Задание:
Чем, согласно тексту о Пикассо и Руссо, объясняется столь непростое отношение Пикассо к Руссо?

Текст для чтения:
════════

Пикассо так не хотел признавать этого очевидного тождества, что пошел на мистификацию, объявив, что картина Спящая цыганка не принадлежит кисти Руссо, это более поздний трюк, он якобы знает, кто его автор, и сам следил за процессом исполнения. Но когда холст был продан в 1926 году за баснословную сумму в 520 000 франков, Пикассо отказался от своего заявления[85]. Эта история вызвала шум среди парижских авангардистов; в особенности негодовал Андре Бретон. Столь непростое отношение Пикассо к Руссо объясняется тем, что величайший из мастеров XX века признал в наивном Таможеннике своего предтечу, первооткрывателя. И. Эренбург вспоминал, как он в канун Первой мировой войны посетил мастерскую Пикассо, на стенах которой были развешаны негритянские скульптуры и маски и среди них картина Руссо Представители иностранных держав, пришедшие приветствовать Республику в знак мира. Это полотно Пикассо купил в галерее Воллара уже после смерти Руссо[86]. Отметим, сколь симптоматичен выбор этой картины будущим создателем эмблемы мира. Во время этого посещения Пикассо сказал Эренбургу: «Ты думаешь, что черные скульпторы не умели видеть, не умели работать, – поэтому они исказили пропорции тел, головы и рук? Нет, у них просто были иные понятия о пропорциях, так же как у японских художников было иное представление о перспективе». И он добавил: «Ты воображаешь, что папаша Руссо никогда не видел классиков? Он очень часто бродил по Лувру, но ему хотелось сделать нечто совершенно иное»[87].

════════

Записанные данные:

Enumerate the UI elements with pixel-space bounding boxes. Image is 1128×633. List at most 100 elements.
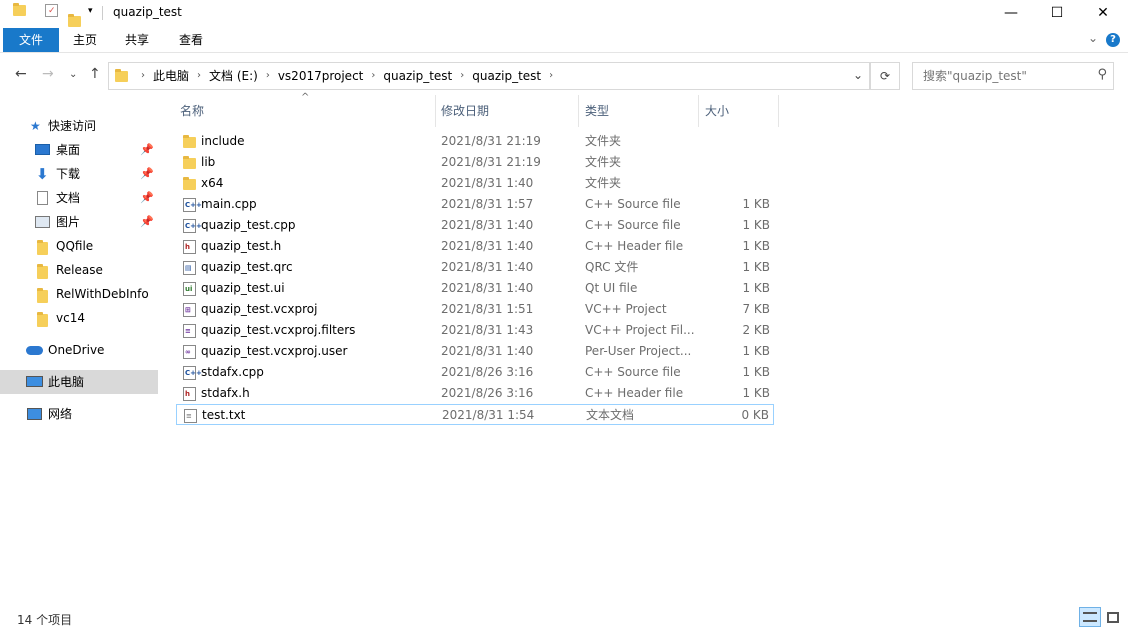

════════

Ответ:
Оно объясняется тем, что Пикассо, величайший из мастеров XX века, признал в наивном Таможеннике своего предтечу, первооткрывателя.